Find the lines with the string "الدردشة" and return them.

— Start of RECORDS FOR PROCESSING —

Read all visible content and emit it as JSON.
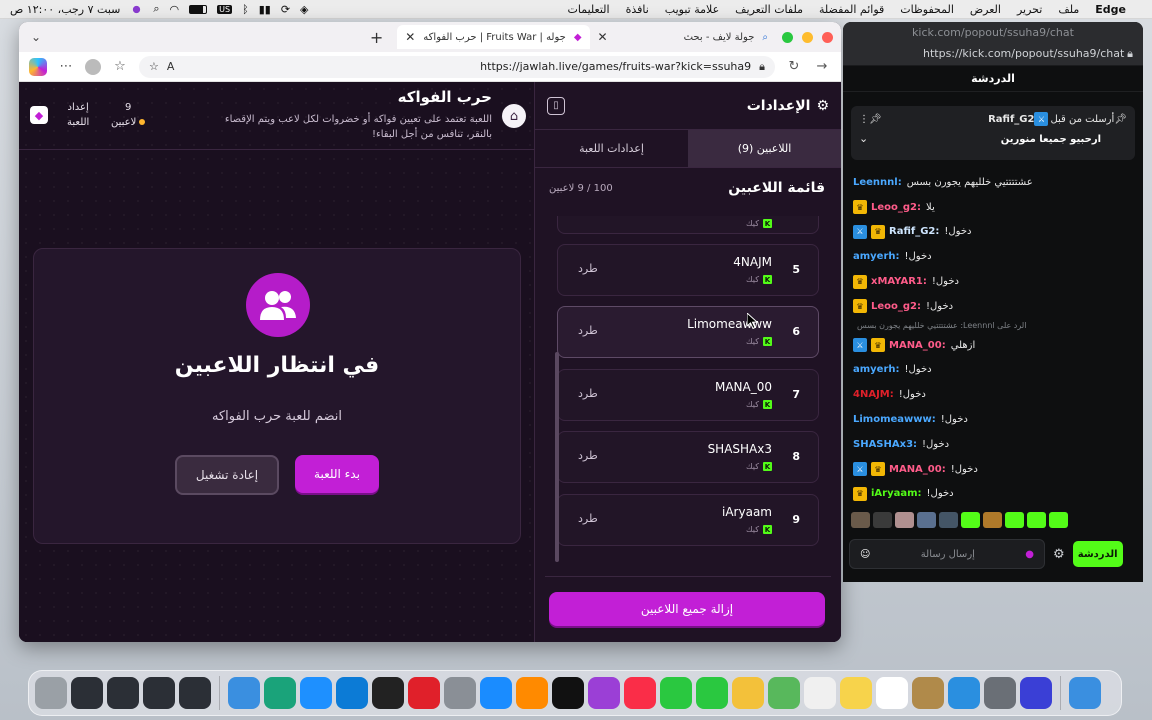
{
  "menubar": {
    "clock": "سبت ٧ رجب، ١٢:٠٠ ص",
    "input_badge": "US",
    "app_name": "Edge",
    "menus": [
      "ملف",
      "تحرير",
      "العرض",
      "المحفوظات",
      "قوائم المفضلة",
      "ملفات التعريف",
      "علامة تبويب",
      "نافذة",
      "التعليمات"
    ]
  },
  "browser": {
    "tabs": [
      {
        "label": "جولة لايف - بحث",
        "active": false
      },
      {
        "label": "حرب الفواكه | Fruits War | جوله",
        "active": true
      }
    ],
    "url": "https://jawlah.live/games/fruits-war?kick=ssuha9"
  },
  "game": {
    "title": "حرب الفواكه",
    "description": "اللعبة تعتمد على تعيين فواكه أو خضروات لكل لاعب ويتم الإقصاء بالنقر، تنافس من أجل البقاء!",
    "players_count": "9",
    "players_label": "لاعبين",
    "settings_label_1": "إعداد",
    "settings_label_2": "اللعبة",
    "waiting_title": "في انتظار اللاعبين",
    "waiting_sub": "انضم للعبة حرب الفواكه",
    "start_button": "بدء اللعبة",
    "restart_button": "إعادة تشغيل"
  },
  "settings": {
    "title": "الإعدادات",
    "tabs": [
      {
        "label": "اللاعبين (9)",
        "active": true
      },
      {
        "label": "إعدادات اللعبة",
        "active": false
      }
    ],
    "list_title": "قائمة اللاعبين",
    "count": "100 / 9 لاعبين",
    "kick_label": "طرد",
    "source_label": "كيك",
    "players": [
      {
        "num": "",
        "name": ""
      },
      {
        "num": "5",
        "name": "4NAJM"
      },
      {
        "num": "6",
        "name": "Limomeawww"
      },
      {
        "num": "7",
        "name": "MANA_00"
      },
      {
        "num": "8",
        "name": "SHASHAx3"
      },
      {
        "num": "9",
        "name": "iAryaam"
      }
    ],
    "remove_all_button": "إزالة جميع اللاعبين"
  },
  "chat": {
    "window_title": "kick.com/popout/ssuha9/chat",
    "url": "https://kick.com/popout/ssuha9/chat",
    "header": "الدردشة",
    "pinned_by": "Rafif_G2",
    "pinned_label": "أرسلت من قبل",
    "pinned_message": "ارحبيو جميعا منورين",
    "messages": [
      {
        "user": "Leennnl:",
        "text": "عشتتتتيي خلليهم يجورن بسس",
        "color": "#4aa8ff",
        "badges": []
      },
      {
        "user": "Leoo_g2:",
        "text": "يلا",
        "color": "#ff5c8a",
        "badges": [
          "crown"
        ]
      },
      {
        "user": "Rafif_G2:",
        "text": "دخول!",
        "color": "#cfe6ff",
        "badges": [
          "mod",
          "crown"
        ]
      },
      {
        "user": "amyerh:",
        "text": "دخول!",
        "color": "#4aa8ff",
        "badges": []
      },
      {
        "user": "xMAYAR1:",
        "text": "دخول!",
        "color": "#ff5c8a",
        "badges": [
          "crown"
        ]
      },
      {
        "user": "Leoo_g2:",
        "text": "دخول!",
        "color": "#ff5c8a",
        "badges": [
          "crown"
        ]
      },
      {
        "reply": "الرد على Leennnl: عشتتتتيي خلليهم يجورن بسس"
      },
      {
        "user": "MANA_00:",
        "text": "ازهلي",
        "color": "#ff5c8a",
        "badges": [
          "mod",
          "crown"
        ]
      },
      {
        "user": "amyerh:",
        "text": "دخول!",
        "color": "#4aa8ff",
        "badges": []
      },
      {
        "user": "4NAJM:",
        "text": "دخول!",
        "color": "#e0202a",
        "badges": []
      },
      {
        "user": "Limomeawww:",
        "text": "دخول!",
        "color": "#4aa8ff",
        "badges": []
      },
      {
        "user": "SHASHAx3:",
        "text": "دخول!",
        "color": "#4aa8ff",
        "badges": []
      },
      {
        "user": "MANA_00:",
        "text": "دخول!",
        "color": "#ff5c8a",
        "badges": [
          "mod",
          "crown"
        ]
      },
      {
        "user": "iAryaam:",
        "text": "دخول!",
        "color": "#53fc18",
        "badges": [
          "crown"
        ]
      }
    ],
    "input_placeholder": "إرسال رسالة",
    "send_button": "الدردشة"
  },
  "dock": {
    "apps": [
      "trash-icon",
      "window-thumb",
      "window-thumb",
      "window-thumb",
      "window-thumb",
      "finder",
      "copilot",
      "safari",
      "edge",
      "obs",
      "opera",
      "system-settings",
      "app-store",
      "books",
      "apple-tv",
      "podcasts",
      "music",
      "facetime",
      "messages",
      "photos",
      "maps",
      "reminders",
      "notes",
      "calendar",
      "scanner",
      "mail",
      "launchpad",
      "siri",
      "finder-face"
    ]
  }
}
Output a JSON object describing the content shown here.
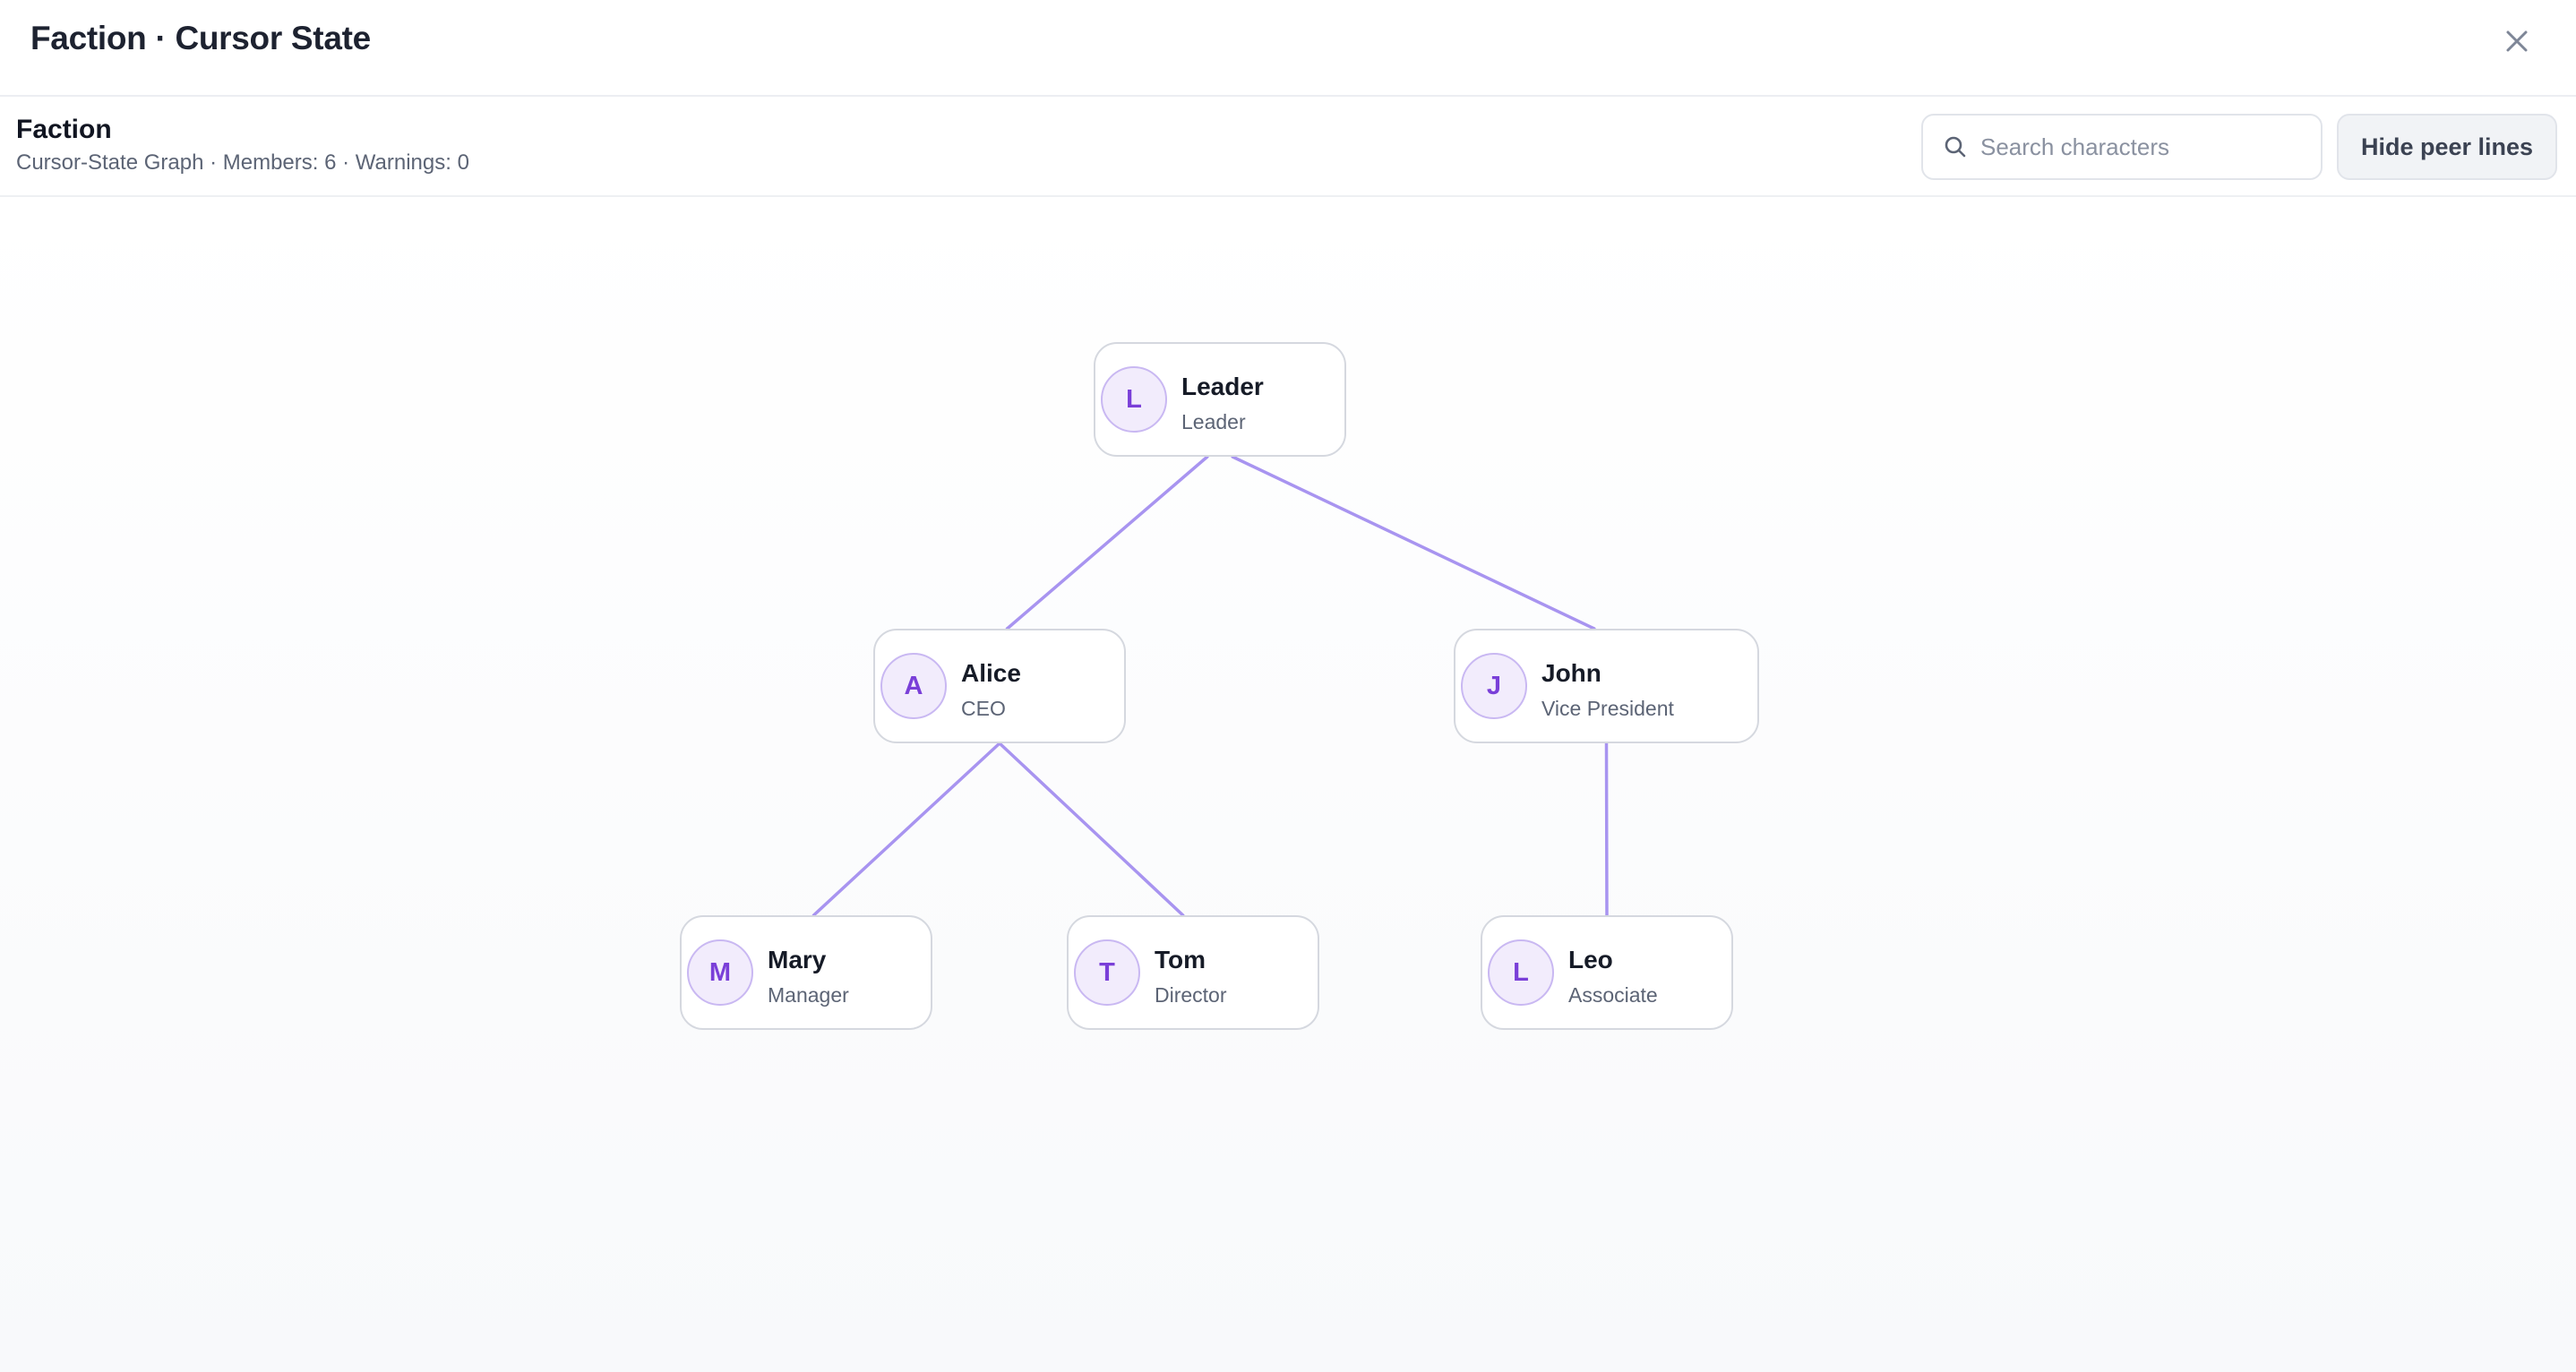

— End of RECORDS FOR PROCESSING —

# [RESPONSE TO THE TASK]
    "header": "الدردشة",
    "send_button": "الدردشة"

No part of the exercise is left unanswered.